• [What you need to do]:
Of the lines below, how many hold the string "JSON"? Give only the number.

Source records

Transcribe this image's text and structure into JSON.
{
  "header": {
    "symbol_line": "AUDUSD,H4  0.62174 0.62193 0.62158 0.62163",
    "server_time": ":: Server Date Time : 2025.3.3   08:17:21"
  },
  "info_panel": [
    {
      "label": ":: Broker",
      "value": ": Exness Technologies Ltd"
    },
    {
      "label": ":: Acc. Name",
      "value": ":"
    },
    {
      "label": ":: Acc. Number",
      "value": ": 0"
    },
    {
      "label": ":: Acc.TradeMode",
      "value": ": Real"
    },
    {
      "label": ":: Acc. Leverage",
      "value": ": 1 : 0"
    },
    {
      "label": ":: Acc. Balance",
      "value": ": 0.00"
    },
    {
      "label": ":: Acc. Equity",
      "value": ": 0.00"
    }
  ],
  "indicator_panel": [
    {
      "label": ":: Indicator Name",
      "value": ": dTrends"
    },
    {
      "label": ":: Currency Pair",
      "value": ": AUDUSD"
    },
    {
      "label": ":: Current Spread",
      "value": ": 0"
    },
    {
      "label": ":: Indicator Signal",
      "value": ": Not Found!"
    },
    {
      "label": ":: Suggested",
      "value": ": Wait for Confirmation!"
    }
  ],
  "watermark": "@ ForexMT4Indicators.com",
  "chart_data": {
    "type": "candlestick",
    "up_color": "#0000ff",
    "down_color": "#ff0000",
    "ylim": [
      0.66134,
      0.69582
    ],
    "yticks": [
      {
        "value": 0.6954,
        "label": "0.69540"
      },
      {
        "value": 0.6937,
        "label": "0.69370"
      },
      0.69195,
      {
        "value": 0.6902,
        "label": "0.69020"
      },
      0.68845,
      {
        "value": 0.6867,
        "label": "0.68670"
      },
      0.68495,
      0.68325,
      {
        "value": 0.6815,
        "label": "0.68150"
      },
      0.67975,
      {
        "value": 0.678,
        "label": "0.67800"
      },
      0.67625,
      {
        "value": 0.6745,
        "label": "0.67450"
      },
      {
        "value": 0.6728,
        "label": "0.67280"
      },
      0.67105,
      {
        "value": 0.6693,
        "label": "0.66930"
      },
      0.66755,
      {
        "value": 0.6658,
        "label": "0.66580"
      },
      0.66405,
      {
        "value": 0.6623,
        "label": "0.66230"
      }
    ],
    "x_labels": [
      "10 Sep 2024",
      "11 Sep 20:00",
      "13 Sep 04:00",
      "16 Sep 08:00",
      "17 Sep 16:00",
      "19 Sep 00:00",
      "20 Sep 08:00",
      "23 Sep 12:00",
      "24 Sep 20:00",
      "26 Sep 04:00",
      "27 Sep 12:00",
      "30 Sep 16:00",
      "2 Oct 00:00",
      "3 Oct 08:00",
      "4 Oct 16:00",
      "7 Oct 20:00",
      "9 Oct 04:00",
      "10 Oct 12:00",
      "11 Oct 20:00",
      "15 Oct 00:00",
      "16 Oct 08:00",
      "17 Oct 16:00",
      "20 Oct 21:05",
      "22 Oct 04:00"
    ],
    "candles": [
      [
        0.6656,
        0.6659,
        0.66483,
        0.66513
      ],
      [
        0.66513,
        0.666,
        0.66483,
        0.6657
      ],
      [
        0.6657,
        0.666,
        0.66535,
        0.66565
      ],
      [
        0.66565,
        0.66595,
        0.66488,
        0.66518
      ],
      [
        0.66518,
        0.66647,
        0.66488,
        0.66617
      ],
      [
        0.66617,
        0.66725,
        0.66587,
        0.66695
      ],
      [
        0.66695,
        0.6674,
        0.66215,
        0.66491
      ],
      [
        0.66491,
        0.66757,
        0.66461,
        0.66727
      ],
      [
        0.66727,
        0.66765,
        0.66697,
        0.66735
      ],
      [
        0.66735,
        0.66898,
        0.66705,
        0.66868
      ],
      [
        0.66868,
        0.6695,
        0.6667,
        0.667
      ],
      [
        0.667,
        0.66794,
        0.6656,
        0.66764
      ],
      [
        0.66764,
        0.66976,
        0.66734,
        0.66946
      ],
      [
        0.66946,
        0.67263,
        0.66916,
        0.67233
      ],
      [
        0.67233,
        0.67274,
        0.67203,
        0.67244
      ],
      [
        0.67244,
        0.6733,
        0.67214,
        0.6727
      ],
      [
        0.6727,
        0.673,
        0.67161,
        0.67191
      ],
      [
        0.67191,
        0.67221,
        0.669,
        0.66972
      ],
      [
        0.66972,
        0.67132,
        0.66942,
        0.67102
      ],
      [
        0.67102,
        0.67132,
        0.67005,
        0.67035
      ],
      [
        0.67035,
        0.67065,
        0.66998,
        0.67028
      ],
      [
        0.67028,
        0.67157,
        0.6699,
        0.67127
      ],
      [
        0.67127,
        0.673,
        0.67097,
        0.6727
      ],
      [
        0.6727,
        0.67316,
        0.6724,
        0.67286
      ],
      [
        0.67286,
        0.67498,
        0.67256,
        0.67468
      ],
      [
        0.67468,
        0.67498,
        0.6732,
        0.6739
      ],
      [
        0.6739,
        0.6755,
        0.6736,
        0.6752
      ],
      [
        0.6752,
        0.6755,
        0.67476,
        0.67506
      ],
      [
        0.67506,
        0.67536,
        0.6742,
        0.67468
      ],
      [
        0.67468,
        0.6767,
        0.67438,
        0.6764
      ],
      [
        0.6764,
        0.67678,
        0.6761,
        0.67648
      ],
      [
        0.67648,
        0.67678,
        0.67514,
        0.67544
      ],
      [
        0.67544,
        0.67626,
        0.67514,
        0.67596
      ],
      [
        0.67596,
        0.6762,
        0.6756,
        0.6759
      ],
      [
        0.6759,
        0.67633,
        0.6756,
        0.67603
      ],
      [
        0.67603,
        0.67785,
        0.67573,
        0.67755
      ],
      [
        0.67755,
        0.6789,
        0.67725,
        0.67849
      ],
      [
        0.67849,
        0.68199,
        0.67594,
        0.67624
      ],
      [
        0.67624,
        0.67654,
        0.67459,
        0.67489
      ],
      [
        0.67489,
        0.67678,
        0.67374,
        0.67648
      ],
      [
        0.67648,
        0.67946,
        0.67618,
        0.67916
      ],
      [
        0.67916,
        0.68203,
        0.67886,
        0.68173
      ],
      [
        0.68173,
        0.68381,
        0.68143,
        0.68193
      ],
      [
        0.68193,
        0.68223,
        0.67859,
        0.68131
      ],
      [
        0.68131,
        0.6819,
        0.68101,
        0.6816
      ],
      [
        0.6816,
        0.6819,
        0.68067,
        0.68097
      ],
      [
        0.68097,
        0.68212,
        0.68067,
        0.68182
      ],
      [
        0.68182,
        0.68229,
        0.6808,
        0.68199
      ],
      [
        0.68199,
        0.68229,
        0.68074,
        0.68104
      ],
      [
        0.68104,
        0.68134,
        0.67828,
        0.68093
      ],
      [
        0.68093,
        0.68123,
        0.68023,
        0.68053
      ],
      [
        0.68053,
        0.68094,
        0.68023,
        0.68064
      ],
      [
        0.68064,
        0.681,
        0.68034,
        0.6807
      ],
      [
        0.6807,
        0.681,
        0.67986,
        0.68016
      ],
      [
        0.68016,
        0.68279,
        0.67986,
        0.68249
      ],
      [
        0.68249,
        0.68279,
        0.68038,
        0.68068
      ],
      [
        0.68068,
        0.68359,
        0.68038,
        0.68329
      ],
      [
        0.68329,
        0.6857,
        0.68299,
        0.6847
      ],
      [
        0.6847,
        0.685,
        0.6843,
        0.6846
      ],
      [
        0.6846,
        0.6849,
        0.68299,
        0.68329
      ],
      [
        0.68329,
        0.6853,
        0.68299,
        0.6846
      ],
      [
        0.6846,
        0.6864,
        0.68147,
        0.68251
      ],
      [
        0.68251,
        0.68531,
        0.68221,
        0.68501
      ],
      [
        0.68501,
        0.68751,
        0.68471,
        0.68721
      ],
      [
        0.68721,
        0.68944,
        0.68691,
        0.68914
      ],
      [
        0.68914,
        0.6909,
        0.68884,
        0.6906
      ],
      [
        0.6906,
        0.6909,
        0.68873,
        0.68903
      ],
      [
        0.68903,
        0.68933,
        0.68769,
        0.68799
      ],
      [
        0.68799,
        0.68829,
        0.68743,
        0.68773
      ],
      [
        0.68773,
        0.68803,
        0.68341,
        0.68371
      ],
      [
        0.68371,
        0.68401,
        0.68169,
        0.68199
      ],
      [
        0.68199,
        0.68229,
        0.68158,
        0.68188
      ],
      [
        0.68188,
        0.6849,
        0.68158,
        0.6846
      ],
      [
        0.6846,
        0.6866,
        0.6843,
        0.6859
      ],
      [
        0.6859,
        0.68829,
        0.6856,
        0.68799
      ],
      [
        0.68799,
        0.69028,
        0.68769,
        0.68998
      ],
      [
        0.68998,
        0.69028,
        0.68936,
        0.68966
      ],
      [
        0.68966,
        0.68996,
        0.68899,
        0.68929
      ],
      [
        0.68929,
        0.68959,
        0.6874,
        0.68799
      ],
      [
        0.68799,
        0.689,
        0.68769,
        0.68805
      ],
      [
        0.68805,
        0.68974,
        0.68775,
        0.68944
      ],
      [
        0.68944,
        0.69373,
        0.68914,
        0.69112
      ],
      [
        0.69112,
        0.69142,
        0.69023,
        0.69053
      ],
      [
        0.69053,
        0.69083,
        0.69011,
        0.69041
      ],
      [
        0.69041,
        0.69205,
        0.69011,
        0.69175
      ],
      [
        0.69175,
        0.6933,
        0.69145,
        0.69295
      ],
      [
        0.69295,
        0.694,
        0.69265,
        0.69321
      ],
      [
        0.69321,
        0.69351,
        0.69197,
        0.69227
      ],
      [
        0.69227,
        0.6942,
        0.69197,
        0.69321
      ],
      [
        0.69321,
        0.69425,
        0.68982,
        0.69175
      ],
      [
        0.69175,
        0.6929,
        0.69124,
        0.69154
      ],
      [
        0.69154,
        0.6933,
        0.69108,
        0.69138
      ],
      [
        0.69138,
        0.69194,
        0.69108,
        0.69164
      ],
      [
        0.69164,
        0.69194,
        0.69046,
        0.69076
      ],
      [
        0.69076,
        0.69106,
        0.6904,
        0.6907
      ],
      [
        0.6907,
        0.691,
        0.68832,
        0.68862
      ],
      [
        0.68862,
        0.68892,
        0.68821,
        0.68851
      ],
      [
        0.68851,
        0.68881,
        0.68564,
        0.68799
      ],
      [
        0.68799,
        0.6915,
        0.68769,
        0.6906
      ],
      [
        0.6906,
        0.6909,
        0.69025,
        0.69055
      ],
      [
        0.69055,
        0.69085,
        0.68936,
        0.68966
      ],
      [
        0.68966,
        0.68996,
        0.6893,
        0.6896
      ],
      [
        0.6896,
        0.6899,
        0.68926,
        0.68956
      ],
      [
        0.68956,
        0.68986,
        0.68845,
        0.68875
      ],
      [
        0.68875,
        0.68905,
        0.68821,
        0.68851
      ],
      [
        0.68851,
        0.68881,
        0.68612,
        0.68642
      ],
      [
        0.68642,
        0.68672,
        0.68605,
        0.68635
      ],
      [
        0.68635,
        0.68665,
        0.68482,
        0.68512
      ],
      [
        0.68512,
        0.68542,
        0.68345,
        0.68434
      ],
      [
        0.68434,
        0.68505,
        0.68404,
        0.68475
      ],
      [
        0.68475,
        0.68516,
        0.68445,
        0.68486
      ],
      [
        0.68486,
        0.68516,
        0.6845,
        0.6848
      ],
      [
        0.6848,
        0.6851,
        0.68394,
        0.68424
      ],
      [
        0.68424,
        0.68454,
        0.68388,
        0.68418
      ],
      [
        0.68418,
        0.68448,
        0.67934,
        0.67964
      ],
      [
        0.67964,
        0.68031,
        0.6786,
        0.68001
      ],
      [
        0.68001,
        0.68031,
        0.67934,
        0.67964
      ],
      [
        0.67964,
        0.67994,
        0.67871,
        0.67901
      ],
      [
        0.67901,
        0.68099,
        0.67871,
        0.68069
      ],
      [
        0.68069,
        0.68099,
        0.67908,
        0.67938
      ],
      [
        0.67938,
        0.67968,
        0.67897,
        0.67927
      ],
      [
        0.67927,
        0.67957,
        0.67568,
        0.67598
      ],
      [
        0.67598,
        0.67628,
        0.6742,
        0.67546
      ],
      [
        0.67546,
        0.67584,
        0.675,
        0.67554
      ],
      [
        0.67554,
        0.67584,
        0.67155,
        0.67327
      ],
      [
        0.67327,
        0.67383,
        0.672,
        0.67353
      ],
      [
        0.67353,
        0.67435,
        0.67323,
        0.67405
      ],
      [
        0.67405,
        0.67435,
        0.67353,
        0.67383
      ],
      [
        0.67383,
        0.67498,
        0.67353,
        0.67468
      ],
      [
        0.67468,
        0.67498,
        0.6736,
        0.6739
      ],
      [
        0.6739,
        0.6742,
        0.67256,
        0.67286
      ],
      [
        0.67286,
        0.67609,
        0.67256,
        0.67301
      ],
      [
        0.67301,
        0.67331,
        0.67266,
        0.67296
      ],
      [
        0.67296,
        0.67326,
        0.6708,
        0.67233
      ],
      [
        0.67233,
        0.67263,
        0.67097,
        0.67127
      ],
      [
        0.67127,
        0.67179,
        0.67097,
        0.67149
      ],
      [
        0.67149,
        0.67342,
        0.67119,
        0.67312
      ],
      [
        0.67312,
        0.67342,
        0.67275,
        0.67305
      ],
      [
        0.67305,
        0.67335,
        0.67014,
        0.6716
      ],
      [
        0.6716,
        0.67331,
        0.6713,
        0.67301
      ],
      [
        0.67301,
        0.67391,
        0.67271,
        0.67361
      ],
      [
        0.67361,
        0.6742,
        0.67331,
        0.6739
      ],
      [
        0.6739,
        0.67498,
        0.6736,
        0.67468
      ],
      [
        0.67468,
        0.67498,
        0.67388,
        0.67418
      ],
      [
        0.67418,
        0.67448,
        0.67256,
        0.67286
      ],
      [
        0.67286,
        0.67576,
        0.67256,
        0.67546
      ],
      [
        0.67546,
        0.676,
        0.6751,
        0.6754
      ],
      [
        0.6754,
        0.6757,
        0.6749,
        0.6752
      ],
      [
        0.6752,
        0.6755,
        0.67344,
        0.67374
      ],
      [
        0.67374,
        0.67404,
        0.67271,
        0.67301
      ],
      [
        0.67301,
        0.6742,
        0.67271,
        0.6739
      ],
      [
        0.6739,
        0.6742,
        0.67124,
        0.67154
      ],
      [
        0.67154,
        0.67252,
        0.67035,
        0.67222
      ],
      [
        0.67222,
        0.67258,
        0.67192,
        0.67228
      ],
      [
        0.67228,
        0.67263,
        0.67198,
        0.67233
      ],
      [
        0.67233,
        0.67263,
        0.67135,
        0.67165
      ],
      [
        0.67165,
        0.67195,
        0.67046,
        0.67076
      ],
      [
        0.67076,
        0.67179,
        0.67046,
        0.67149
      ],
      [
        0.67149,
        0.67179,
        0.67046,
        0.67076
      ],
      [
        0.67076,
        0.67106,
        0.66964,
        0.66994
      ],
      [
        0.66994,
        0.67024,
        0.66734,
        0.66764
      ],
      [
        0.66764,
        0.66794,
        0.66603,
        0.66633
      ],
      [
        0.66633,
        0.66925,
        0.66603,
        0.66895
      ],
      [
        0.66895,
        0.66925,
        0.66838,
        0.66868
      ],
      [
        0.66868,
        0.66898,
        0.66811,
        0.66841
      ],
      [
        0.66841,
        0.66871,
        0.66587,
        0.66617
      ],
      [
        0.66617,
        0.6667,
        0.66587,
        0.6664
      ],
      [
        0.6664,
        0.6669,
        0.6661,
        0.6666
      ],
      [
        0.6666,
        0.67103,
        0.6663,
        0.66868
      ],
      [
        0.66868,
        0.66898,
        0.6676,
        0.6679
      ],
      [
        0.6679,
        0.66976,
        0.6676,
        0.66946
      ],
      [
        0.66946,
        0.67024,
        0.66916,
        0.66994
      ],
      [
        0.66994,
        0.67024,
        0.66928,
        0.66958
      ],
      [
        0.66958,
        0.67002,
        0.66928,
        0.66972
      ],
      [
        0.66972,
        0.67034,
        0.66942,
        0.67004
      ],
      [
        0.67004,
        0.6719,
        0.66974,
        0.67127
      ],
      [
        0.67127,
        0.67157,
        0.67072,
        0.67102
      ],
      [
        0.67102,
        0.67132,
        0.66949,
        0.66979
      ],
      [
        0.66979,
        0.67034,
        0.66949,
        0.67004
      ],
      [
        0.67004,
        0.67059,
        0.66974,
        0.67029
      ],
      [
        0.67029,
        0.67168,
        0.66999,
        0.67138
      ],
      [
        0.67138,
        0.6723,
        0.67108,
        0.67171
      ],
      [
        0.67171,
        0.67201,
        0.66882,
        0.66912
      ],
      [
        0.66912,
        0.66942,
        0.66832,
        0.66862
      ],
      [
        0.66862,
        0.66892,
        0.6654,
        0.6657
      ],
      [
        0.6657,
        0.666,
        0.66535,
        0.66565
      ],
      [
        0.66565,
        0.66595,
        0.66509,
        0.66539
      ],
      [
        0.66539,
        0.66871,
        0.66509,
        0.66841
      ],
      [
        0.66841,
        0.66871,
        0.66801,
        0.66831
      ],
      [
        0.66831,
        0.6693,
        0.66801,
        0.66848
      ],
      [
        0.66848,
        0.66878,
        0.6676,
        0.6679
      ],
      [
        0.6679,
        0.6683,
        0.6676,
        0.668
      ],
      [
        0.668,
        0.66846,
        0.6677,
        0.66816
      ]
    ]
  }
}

...

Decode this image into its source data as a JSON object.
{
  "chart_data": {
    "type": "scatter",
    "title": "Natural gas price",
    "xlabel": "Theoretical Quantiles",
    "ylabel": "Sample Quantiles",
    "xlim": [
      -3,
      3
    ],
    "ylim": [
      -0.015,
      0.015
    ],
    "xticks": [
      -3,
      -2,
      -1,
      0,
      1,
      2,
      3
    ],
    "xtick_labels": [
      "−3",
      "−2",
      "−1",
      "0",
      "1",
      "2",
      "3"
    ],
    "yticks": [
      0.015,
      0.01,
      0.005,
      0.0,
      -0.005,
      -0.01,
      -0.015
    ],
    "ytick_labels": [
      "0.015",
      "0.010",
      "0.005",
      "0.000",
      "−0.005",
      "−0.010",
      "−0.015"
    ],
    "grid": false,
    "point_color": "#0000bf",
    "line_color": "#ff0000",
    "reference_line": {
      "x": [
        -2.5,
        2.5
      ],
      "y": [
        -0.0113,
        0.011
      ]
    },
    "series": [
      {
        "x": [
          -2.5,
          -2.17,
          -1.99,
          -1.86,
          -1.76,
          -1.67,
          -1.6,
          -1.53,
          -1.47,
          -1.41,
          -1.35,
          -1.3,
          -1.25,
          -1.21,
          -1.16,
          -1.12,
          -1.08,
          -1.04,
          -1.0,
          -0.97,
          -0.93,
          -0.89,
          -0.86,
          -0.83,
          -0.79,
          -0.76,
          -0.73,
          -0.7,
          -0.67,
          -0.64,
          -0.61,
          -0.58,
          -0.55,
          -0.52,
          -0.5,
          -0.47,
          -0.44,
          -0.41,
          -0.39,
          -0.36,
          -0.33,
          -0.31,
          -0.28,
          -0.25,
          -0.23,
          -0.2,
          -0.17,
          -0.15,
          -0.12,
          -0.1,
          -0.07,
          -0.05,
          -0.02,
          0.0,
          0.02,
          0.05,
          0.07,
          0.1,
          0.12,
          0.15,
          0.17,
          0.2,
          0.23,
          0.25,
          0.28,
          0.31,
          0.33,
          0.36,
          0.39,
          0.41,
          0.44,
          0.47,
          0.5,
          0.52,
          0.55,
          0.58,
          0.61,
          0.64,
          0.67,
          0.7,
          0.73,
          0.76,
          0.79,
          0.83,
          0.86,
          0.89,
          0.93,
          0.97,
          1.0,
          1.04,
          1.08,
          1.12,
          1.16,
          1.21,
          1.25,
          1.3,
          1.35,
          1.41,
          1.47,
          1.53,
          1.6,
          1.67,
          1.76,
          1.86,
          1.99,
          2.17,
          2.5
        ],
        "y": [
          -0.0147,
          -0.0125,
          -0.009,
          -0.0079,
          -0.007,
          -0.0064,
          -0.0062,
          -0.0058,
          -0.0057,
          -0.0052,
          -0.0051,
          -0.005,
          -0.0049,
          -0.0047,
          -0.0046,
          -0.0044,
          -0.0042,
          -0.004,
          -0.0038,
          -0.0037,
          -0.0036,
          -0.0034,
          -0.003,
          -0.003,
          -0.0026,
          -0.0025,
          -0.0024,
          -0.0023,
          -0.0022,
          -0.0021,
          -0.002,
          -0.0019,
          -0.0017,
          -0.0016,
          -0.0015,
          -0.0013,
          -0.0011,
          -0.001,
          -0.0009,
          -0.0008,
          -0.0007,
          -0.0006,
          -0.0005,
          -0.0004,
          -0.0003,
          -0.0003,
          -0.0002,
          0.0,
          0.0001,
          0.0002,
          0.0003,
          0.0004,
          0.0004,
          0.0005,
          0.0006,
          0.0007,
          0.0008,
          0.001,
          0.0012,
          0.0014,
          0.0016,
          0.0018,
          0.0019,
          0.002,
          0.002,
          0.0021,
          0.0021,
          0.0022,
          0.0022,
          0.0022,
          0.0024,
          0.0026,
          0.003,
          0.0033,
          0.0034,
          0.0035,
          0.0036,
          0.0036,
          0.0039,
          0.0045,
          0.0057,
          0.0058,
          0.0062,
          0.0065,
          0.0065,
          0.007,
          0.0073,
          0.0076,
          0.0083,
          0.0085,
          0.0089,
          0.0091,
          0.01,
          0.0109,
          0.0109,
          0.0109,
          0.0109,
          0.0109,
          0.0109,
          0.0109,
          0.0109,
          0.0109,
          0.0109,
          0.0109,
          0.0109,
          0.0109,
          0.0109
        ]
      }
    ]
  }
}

• [Solution to this task]:
2